Selected extract:

— start —

Melissafrei’s Weblog

An Evolving Consciousness

Senate Select Committee on Intelligence Report

Unless you read the newspapers, you would not have heard that the Senate Select Committee on Intelligence released a long awaited report subscribing to the notion that the administration engaged in a propaganda campaign that lead the country into an unnecessary war. 

 

If it were only that straight forward.  Eight of the democrats on the committee and two of the republicans arrived at the aforementioned conclusion.  The other republicans attached minority statements, rightly so, that reminded the committee of the democratic statements not mentioned in the report, that had also been made overstating the case for war. 

 

I am just an ordinary citizen and I am lost trying to figure out all of this double talk.  What is the point of this exercise in futility? 

 

Taking responsibility for one’s actions has always been associated for me, with integrity, sound ethics, and rational behavior.  Where have we gone?  I will let you be the judge.

  

You can find the report at http://intelligence.senate.gov.

 

The following conclusions were found on the MSNBC website:

 

  1. Most of the major key judgments in the Intelligence Community’s October 2002 National Intelligence Estimate (NIE), Iraq’s Continuing Programs for Weapons of Mass Destruction, either overstated, or were not supported by, the underlying intelligence reporting. A series of failures, particularly in analytic trade craft, led to the mischaracterization of the intelligence.

— end —

Raw records:

— start —

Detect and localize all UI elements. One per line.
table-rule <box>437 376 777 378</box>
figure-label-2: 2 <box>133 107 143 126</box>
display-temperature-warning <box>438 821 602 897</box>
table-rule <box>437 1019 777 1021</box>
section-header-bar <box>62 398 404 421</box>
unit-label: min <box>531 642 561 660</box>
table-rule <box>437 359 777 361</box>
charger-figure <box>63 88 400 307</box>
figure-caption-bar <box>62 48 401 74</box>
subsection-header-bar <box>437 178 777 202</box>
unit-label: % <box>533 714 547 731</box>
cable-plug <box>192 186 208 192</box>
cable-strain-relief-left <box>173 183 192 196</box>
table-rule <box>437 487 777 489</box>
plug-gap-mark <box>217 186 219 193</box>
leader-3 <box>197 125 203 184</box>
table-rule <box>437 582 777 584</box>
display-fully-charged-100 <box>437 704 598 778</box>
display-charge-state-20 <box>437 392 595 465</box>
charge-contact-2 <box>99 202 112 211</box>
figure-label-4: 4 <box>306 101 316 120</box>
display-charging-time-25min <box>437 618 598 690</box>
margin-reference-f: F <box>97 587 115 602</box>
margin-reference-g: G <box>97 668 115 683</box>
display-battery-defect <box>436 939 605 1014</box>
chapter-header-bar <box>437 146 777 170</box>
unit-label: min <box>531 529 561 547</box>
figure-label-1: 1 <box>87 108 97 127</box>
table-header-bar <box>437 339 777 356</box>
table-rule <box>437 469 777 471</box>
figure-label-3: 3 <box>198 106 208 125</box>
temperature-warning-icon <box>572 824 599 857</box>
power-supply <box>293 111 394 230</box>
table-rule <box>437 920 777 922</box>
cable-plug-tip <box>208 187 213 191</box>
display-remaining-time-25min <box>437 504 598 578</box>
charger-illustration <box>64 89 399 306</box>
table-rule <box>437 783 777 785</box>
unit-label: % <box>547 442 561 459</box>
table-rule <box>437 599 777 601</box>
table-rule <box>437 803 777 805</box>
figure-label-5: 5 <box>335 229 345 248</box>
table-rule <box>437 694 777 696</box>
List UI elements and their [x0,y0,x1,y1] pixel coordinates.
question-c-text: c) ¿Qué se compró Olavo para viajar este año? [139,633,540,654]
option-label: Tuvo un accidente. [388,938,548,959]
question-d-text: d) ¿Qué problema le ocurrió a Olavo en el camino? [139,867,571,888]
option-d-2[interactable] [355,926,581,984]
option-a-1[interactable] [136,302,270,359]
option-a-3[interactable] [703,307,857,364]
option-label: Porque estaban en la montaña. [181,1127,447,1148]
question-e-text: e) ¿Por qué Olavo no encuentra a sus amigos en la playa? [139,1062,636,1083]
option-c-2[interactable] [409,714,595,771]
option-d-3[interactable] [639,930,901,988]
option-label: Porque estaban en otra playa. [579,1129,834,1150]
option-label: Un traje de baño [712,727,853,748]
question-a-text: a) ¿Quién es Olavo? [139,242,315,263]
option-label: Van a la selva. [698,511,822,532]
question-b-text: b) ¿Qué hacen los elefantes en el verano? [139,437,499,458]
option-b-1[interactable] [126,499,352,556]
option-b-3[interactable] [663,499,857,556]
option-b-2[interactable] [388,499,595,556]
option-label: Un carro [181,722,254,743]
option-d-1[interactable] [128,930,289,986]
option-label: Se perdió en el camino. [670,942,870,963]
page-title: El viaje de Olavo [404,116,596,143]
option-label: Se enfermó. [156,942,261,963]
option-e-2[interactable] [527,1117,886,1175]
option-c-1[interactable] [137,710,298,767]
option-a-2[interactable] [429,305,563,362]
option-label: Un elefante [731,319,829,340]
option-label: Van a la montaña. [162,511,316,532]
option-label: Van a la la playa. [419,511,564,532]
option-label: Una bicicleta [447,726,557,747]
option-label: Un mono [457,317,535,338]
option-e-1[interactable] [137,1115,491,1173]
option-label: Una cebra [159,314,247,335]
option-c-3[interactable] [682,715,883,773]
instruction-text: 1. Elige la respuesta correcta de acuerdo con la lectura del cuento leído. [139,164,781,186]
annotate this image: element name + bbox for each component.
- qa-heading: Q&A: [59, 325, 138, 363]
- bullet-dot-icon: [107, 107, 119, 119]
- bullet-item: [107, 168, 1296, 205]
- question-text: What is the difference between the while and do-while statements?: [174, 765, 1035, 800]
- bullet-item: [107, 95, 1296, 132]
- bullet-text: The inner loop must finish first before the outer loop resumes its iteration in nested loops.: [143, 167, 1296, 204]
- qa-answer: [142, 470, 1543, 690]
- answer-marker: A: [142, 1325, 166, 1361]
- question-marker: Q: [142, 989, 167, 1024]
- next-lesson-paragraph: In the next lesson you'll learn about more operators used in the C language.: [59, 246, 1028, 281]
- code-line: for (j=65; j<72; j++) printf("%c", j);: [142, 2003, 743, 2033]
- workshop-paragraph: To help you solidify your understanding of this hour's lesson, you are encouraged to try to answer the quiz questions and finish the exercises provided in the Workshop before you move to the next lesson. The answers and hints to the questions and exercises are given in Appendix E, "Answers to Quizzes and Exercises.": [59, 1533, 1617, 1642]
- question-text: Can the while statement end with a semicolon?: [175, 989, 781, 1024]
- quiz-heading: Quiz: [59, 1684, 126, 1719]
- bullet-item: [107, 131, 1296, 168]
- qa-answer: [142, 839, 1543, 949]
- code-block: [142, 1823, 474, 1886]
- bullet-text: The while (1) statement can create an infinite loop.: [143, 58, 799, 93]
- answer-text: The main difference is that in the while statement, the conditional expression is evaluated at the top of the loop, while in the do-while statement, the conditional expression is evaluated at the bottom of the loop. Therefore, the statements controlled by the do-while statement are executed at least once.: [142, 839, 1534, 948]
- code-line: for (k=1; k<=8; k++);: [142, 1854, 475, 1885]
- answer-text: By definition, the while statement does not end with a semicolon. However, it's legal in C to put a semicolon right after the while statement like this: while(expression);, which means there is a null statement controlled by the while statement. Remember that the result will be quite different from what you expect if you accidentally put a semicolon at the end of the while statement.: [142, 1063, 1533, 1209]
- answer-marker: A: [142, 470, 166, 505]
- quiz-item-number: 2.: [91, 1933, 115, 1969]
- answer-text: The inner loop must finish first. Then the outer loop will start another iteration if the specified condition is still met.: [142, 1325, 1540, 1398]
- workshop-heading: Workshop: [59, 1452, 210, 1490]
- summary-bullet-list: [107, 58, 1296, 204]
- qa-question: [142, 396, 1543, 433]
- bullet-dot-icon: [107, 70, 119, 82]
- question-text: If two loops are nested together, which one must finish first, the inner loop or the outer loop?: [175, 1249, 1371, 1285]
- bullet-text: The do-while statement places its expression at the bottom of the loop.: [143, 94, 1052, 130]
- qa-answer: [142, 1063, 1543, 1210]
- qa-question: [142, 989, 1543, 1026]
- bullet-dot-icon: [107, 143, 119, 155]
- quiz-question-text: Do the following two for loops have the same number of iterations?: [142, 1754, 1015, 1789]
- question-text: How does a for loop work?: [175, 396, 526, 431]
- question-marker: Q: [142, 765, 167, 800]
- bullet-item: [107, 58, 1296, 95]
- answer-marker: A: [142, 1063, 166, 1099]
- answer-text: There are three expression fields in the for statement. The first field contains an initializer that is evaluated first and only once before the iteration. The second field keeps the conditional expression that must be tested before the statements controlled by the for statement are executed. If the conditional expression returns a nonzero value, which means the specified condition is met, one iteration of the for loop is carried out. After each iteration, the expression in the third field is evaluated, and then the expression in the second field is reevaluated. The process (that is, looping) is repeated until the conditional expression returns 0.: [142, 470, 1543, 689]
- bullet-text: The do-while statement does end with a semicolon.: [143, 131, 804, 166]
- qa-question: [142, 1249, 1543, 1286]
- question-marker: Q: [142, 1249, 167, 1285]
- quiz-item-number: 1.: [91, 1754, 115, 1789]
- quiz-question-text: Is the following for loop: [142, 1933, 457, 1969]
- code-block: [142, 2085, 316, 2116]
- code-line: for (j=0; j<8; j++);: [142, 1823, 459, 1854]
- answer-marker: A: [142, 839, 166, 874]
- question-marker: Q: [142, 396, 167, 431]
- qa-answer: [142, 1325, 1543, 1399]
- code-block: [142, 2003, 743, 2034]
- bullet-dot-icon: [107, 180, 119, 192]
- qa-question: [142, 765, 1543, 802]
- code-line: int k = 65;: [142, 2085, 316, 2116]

— end —

Things to do:
1. Answer these questions from the weblog post on the Senate intelligence report:
(a) How many Democrats and how many Republicans on the committee reached the report's conclusion?
(b) On which website were the listed conclusions found?
(c) What is the title of the October 2002 National Intelligence Estimate?
2. Carry the weblog post on the Senate intelligence report forward from its last sentence.

Answers to the tasks:
1.
(a) Eight Democrats and two Republicans.
(b) The MSNBC website.
(c) Iraq's Continuing Programs for Weapons of Mass Destruction.

2.
  2. The Intelligence Community did not accurately or adequately explain to policymakers the uncertainties behind the judgments in the October 2002 National Intelligence Estimate.
  3. The Intelligence Community (1C) suffered from a collective presumption that Iraq had an active and growing weapons of mass destruction (WMD) program. This “group think” dynamic led Intelligence Community analysts, collectors and managers to both interpret ambiguous evidence as conclusively indicative of a WMD program as well as ignore or minimize evidence that Iraq did not have active and expanding weapons of mass destruction programs. This presumption was so strong that formalized IC mechanisms established to challenge assumptions and group think were not utilized.
  4.  In a few significant instances, the analysis in the National Intelligence Estimate suffers from a “layering” effect whereby assessments were built based on previous judgments without carrying forward the uncertainties of the underlying judgments.
  5. In each instance where the Committee found an analytic or collection failure, it resulted in part from a failure of Intelligence Community managers throughout their leadership chains to adequately supervise the work of their analysts and collectors. They did not encourage analysts to challenge their assumptions, fully consider alternative arguments, accurately characterize the intelligence reporting, or counsel analysts who lost their objectivity.
  6. The Committee found significant short-comings in almost every aspect of the Intelligence Community’s human intelligence collection efforts against Iraq‘s weapons of mass destruction activities, in particular that the Community had no sources collecting against weapons of mass destruction in Iraq after 1998. Most, if not all, of these problems stem from a broken corporate culture and poor management, and will not be solved by additional funding and personnel.
  7. The Central Intelligence Agency (CIA), in several significant instances, abused its unique position in the Intelligence Community, particularly in terms of information sharing, to the detriment of the Intelligence Community’s prewar analysis concerning Iraq‘s weapons of mass destruction programs.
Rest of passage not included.